(Part of a data file)
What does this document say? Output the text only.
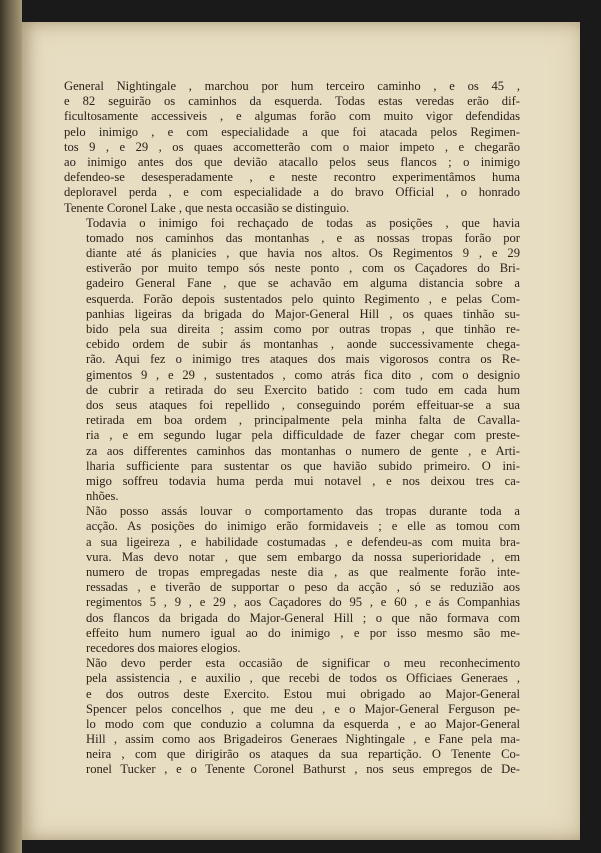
General Nightingale , marchou por hum terceiro caminho , e os 45 ,
e 82 seguirão os caminhos da esquerda. Todas estas veredas erão dif-
ficultosamente accessiveis , e algumas forão com muito vigor defendidas
pelo inimigo , e com especialidade a que foi atacada pelos Regimen-
tos 9 , e 29 , os quaes accometterão com o maior impeto , e chegarão
ao inimigo antes dos que devião atacallo pelos seus flancos ; o inimigo
defendeo-se desesperadamente , e neste recontro experimentâmos huma
deploravel perda , e com especialidade a do bravo Official , o honrado
Tenente Coronel Lake , que nesta occasião se distinguio.
Todavia o inimigo foi rechaçado de todas as posições , que havia
tomado nos caminhos das montanhas , e as nossas tropas forão por
diante até ás planicies , que havia nos altos. Os Regimentos 9 , e 29
estiverão por muito tempo sós neste ponto , com os Caçadores do Bri-
gadeiro General Fane , que se achavão em alguma distancia sobre a
esquerda. Forão depois sustentados pelo quinto Regimento , e pelas Com-
panhias ligeiras da brigada do Major-General Hill , os quaes tinhão su-
bido pela sua direita ; assim como por outras tropas , que tinhão re-
cebido ordem de subir ás montanhas , aonde successivamente chega-
rão. Aqui fez o inimigo tres ataques dos mais vigorosos contra os Re-
gimentos 9 , e 29 , sustentados , como atrás fica dito , com o designio
de cubrir a retirada do seu Exercito batido : com tudo em cada hum
dos seus ataques foi repellido , conseguindo porém effeituar-se a sua
retirada em boa ordem , principalmente pela minha falta de Cavalla-
ria , e em segundo lugar pela difficuldade de fazer chegar com preste-
za aos differentes caminhos das montanhas o numero de gente , e Arti-
lharia sufficiente para sustentar os que havião subido primeiro. O ini-
migo soffreu todavia huma perda mui notavel , e nos deixou tres ca-
nhões.
Não posso assás louvar o comportamento das tropas durante toda a
acção. As posições do inimigo erão formidaveis ; e elle as tomou com
a sua ligeireza , e habilidade costumadas , e defendeu-as com muita bra-
vura. Mas devo notar , que sem embargo da nossa superioridade , em
numero de tropas empregadas neste dia , as que realmente forão inte-
ressadas , e tiverão de supportar o peso da acção , só se reduzião aos
regimentos 5 , 9 , e 29 , aos Caçadores do 95 , e 60 , e ás Companhias
dos flancos da brigada do Major-General Hill ; o que não formava com
effeito hum numero igual ao do inimigo , e por isso mesmo são me-
recedores dos maiores elogios.
Não devo perder esta occasião de significar o meu reconhecimento
pela assistencia , e auxilio , que recebi de todos os Officiaes Generaes ,
e dos outros deste Exercito. Estou mui obrigado ao Major-General
Spencer pelos concelhos , que me deu , e o Major-General Ferguson pe-
lo modo com que conduzio a columna da esquerda , e ao Major-General
Hill , assim como aos Brigadeiros Generaes Nightingale , e Fane pela ma-
neira , com que dirigirão os ataques da sua repartição. O Tenente Co-
ronel Tucker , e o Tenente Coronel Bathurst , nos seus empregos de De-
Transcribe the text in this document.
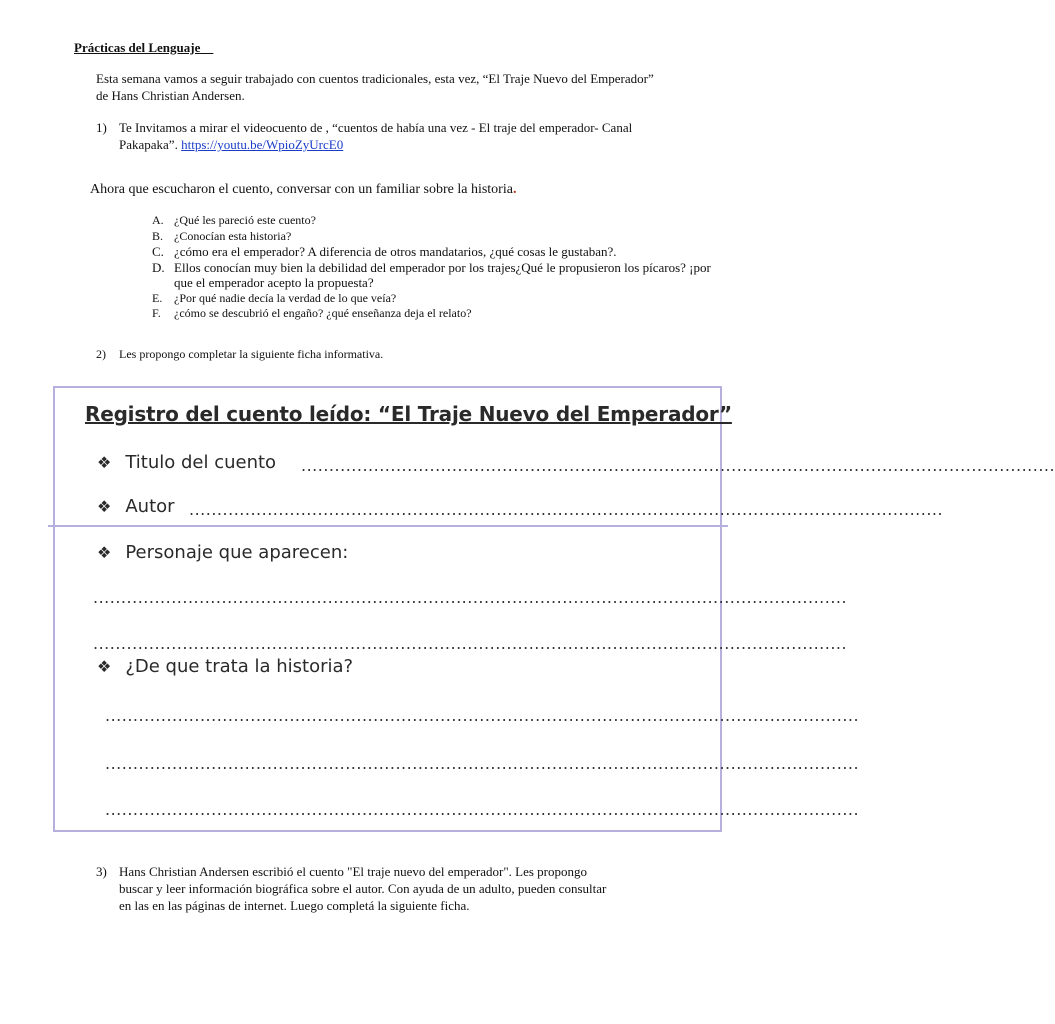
Prácticas del Lenguaje
Esta semana vamos a seguir trabajado con cuentos tradicionales, esta vez, “El Traje Nuevo del Emperador” de Hans Christian Andersen.
1) Te Invitamos a mirar el videocuento de , “cuentos de había una vez - El traje del emperador- Canal Pakapaka”. https://youtu.be/WpioZyUrcE0
Ahora que escucharon el cuento, conversar con un familiar sobre la historia.
A. ¿Qué les pareció este cuento?
B. ¿Conocían esta historia?
C. ¿cómo era el emperador? A diferencia de otros mandatarios, ¿qué cosas le gustaban?.
D. Ellos conocían muy bien la debilidad del emperador por los trajes¿Qué le propusieron los pícaros? ¡por que el emperador acepto la propuesta?
E. ¿Por qué nadie decía la verdad de lo que veía?
F. ¿cómo se descubrió el engaño? ¿qué enseñanza deja el relato?
2) Les propongo completar la siguiente ficha informativa.
Registro del cuento leído: “El Traje Nuevo del Emperador”
❖ Titulo del cuento .......................................................................................................................................
❖ Autor .......................................................................................................................................
❖ Personaje que aparecen:
.......................................................................................................................................
.......................................................................................................................................
❖ ¿De que trata la historia?
.......................................................................................................................................
.......................................................................................................................................
.......................................................................................................................................
3) Hans Christian Andersen escribió el cuento "El traje nuevo del emperador". Les propongo buscar y leer información biográfica sobre el autor. Con ayuda de un adulto, pueden consultar en las en las páginas de internet. Luego completá la siguiente ficha.
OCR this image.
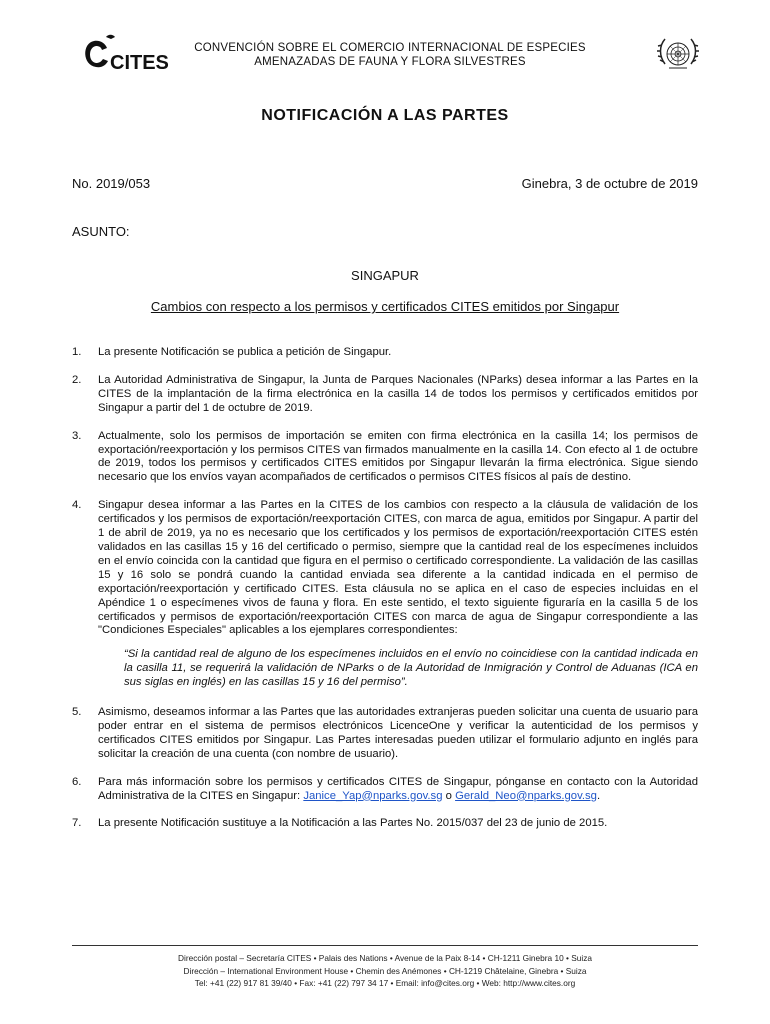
CITES
CONVENCIÓN SOBRE EL COMERCIO INTERNACIONAL DE ESPECIES
AMENAZADAS DE FAUNA Y FLORA SILVESTRES
NOTIFICACIÓN A LAS PARTES
No. 2019/053	Ginebra, 3 de octubre de 2019
ASUNTO:
SINGAPUR
Cambios con respecto a los permisos y certificados CITES emitidos por Singapur
1. La presente Notificación se publica a petición de Singapur.
2. La Autoridad Administrativa de Singapur, la Junta de Parques Nacionales (NParks) desea informar a las Partes en la CITES de la implantación de la firma electrónica en la casilla 14 de todos los permisos y certificados emitidos por Singapur a partir del 1 de octubre de 2019.
3. Actualmente, solo los permisos de importación se emiten con firma electrónica en la casilla 14; los permisos de exportación/reexportación y los permisos CITES van firmados manualmente en la casilla 14. Con efecto al 1 de octubre de 2019, todos los permisos y certificados CITES emitidos por Singapur llevarán la firma electrónica. Sigue siendo necesario que los envíos vayan acompañados de certificados o permisos CITES físicos al país de destino.
4. Singapur desea informar a las Partes en la CITES de los cambios con respecto a la cláusula de validación de los certificados y los permisos de exportación/reexportación CITES, con marca de agua, emitidos por Singapur. A partir del 1 de abril de 2019, ya no es necesario que los certificados y los permisos de exportación/reexportación CITES estén validados en las casillas 15 y 16 del certificado o permiso, siempre que la cantidad real de los especímenes incluidos en el envío coincida con la cantidad que figura en el permiso o certificado correspondiente. La validación de las casillas 15 y 16 solo se pondrá cuando la cantidad enviada sea diferente a la cantidad indicada en el permiso de exportación/reexportación y certificado CITES. Esta cláusula no se aplica en el caso de especies incluidas en el Apéndice 1 o especímenes vivos de fauna y flora. En este sentido, el texto siguiente figuraría en la casilla 5 de los certificados y permisos de exportación/reexportación CITES con marca de agua de Singapur correspondiente a las "Condiciones Especiales" aplicables a los ejemplares correspondientes:
“Si la cantidad real de alguno de los especímenes incluidos en el envío no coincidiese con la cantidad indicada en la casilla 11, se requerirá la validación de NParks o de la Autoridad de Inmigración y Control de Aduanas (ICA en sus siglas en inglés) en las casillas 15 y 16 del permiso”.
5. Asimismo, deseamos informar a las Partes que las autoridades extranjeras pueden solicitar una cuenta de usuario para poder entrar en el sistema de permisos electrónicos LicenceOne y verificar la autenticidad de los permisos y certificados CITES emitidos por Singapur. Las Partes interesadas pueden utilizar el formulario adjunto en inglés para solicitar la creación de una cuenta (con nombre de usuario).
6. Para más información sobre los permisos y certificados CITES de Singapur, pónganse en contacto con la Autoridad Administrativa de la CITES en Singapur: Janice_Yap@nparks.gov.sg o Gerald_Neo@nparks.gov.sg.
7. La presente Notificación sustituye a la Notificación a las Partes No. 2015/037 del 23 de junio de 2015.
Dirección postal – Secretaría CITES • Palais des Nations • Avenue de la Paix 8-14 • CH-1211 Ginebra 10 • Suiza
Dirección – International Environment House • Chemin des Anémones • CH-1219 Châtelaine, Ginebra • Suiza
Tel: +41 (22) 917 81 39/40 • Fax: +41 (22) 797 34 17 • Email: info@cites.org • Web: http://www.cites.org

→ **TASK OBJECTIVE**
Each line in the listing above that contains "propongo" should be copied.

→ **FINAL RESULT**
2) Les propongo completar la siguiente ficha informativa.
3) Hans Christian Andersen escribió el cuento "El traje nuevo del emperador". Les propongo buscar y leer información biográfica sobre el autor. Con ayuda de un adulto, pueden consultar en las en las páginas de internet. Luego completá la siguiente ficha.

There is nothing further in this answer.